• _WHAT TO WORK ON_: Below are entries. Pull out all lines containing "Michaela".
_____
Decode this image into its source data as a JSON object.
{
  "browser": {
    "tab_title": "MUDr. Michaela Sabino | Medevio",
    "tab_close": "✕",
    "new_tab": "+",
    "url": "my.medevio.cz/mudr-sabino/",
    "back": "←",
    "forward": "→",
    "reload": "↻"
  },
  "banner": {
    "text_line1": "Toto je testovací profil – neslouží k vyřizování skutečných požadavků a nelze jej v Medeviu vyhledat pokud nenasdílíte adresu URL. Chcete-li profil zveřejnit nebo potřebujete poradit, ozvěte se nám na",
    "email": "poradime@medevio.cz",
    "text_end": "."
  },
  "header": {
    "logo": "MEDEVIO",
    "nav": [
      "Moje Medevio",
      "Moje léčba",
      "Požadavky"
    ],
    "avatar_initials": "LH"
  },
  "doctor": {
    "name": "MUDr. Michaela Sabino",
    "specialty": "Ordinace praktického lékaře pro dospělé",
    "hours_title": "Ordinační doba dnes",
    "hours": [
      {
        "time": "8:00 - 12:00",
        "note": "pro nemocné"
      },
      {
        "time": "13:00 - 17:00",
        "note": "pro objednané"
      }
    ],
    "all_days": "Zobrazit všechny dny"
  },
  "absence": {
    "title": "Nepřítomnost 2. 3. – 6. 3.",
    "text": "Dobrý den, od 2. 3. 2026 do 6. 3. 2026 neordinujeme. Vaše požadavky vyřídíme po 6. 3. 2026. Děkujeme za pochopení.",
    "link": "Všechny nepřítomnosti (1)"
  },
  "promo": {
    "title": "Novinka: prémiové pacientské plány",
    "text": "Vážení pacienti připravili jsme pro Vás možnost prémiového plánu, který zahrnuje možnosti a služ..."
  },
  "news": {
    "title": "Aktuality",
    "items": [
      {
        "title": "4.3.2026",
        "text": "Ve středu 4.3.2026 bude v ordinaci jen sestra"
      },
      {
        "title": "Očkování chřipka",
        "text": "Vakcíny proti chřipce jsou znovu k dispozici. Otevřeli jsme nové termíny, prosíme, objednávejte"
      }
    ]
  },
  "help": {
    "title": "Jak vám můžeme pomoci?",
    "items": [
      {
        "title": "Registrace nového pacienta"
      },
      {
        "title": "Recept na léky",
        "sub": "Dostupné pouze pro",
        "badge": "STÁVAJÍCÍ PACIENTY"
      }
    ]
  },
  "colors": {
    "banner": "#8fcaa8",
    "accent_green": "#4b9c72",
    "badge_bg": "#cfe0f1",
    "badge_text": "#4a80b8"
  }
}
_____
• _THE REPLY_:
    "tab_title": "MUDr. Michaela Sabino | Medevio",
    "name": "MUDr. Michaela Sabino",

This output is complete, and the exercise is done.